Reproduce each record exactly.

** Begin GIVEN RECORDS **

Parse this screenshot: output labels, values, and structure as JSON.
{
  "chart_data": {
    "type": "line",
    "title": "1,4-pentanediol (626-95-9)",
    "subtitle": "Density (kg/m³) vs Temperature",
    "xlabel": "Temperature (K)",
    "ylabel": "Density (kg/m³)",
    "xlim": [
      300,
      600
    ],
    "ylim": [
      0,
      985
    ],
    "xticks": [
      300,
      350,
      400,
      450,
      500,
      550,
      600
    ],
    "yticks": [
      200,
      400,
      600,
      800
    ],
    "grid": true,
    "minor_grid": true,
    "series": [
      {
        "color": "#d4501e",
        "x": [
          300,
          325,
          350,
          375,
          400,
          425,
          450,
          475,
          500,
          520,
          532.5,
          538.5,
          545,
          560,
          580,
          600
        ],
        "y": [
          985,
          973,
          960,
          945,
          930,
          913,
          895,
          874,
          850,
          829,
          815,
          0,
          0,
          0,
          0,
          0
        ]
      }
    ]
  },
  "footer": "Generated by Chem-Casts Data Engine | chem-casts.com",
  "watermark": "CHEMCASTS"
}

** End GIVEN RECORDS **

* _REPLY TO THE TASK_
Parse this screenshot: output labels, values, and structure as JSON.
{
  "chart_data": {
    "type": "line",
    "title": "1,4-pentanediol (626-95-9)",
    "subtitle": "Density (kg/m³) vs Temperature",
    "xlabel": "Temperature (K)",
    "ylabel": "Density (kg/m³)",
    "xlim": [
      300,
      600
    ],
    "ylim": [
      0,
      985
    ],
    "xticks": [
      300,
      350,
      400,
      450,
      500,
      550,
      600
    ],
    "yticks": [
      200,
      400,
      600,
      800
    ],
    "grid": true,
    "minor_grid": true,
    "series": [
      {
        "color": "#d4501e",
        "x": [
          300,
          325,
          350,
          375,
          400,
          425,
          450,
          475,
          500,
          520,
          532.5,
          538.5,
          545,
          560,
          580,
          600
        ],
        "y": [
          985,
          973,
          960,
          945,
          930,
          913,
          895,
          874,
          850,
          829,
          815,
          0,
          0,
          0,
          0,
          0
        ]
      }
    ]
  },
  "footer": "Generated by Chem-Casts Data Engine | chem-casts.com",
  "watermark": "CHEMCASTS"
}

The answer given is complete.